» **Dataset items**
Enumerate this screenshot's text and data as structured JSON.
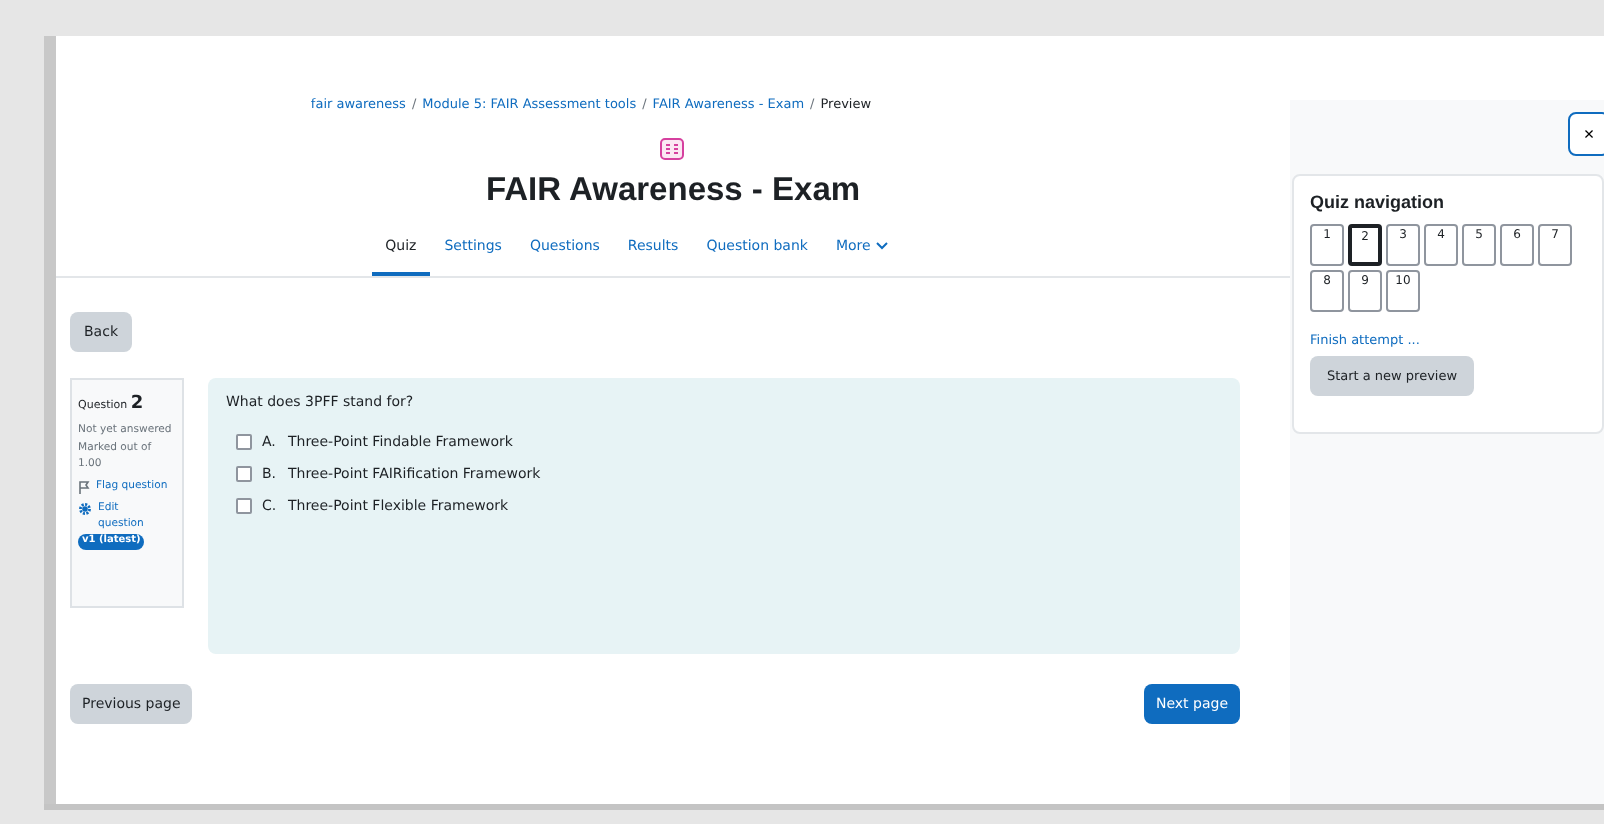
{
  "breadcrumb": [
    {
      "kind": "crumb",
      "text": "fair awareness",
      "link": true
    },
    {
      "kind": "separator",
      "text": "/"
    },
    {
      "kind": "crumb",
      "text": "Module 5: FAIR Assessment tools",
      "link": true
    },
    {
      "kind": "separator",
      "text": "/"
    },
    {
      "kind": "crumb",
      "text": "FAIR Awareness - Exam",
      "link": true
    },
    {
      "kind": "separator",
      "text": "/"
    },
    {
      "kind": "crumb",
      "text": "Preview",
      "link": false
    }
  ],
  "title": "FAIR Awareness - Exam",
  "tabs": [
    {
      "label": "Quiz",
      "selected": true
    },
    {
      "label": "Settings",
      "selected": false
    },
    {
      "label": "Questions",
      "selected": false
    },
    {
      "label": "Results",
      "selected": false
    },
    {
      "label": "Question bank",
      "selected": false
    },
    {
      "label": "More",
      "selected": false,
      "dropdown": true
    }
  ],
  "back_button": "Back",
  "question_info": {
    "label": "Question",
    "number": "2",
    "status": "Not yet answered",
    "marks": "Marked out of 1.00",
    "flag": "Flag question",
    "edit": "Edit question",
    "version": "v1 (latest)"
  },
  "question": {
    "text": "What does 3PFF stand for?",
    "options": [
      {
        "letter": "A.",
        "text": "Three-Point Findable Framework",
        "checked": false
      },
      {
        "letter": "B.",
        "text": "Three-Point FAIRification Framework",
        "checked": false
      },
      {
        "letter": "C.",
        "text": "Three-Point Flexible Framework",
        "checked": false
      }
    ]
  },
  "previous_button": "Previous page",
  "next_button": "Next page",
  "drawer": {
    "close": "×",
    "title": "Quiz navigation",
    "questions": [
      {
        "label": "1",
        "selected": false
      },
      {
        "label": "2",
        "selected": true
      },
      {
        "label": "3",
        "selected": false
      },
      {
        "label": "4",
        "selected": false
      },
      {
        "label": "5",
        "selected": false
      },
      {
        "label": "6",
        "selected": false
      },
      {
        "label": "7",
        "selected": false
      },
      {
        "label": "8",
        "selected": false
      },
      {
        "label": "9",
        "selected": false
      },
      {
        "label": "10",
        "selected": false
      }
    ],
    "finish": "Finish attempt ...",
    "new_preview": "Start a new preview"
  }
}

» **Exercise goal**
Gather every line from the listing above in which the word "Point" appears.

» **The response**
        "text": "Three-Point Findable Framework",
        "text": "Three-Point FAIRification Framework",
        "text": "Three-Point Flexible Framework",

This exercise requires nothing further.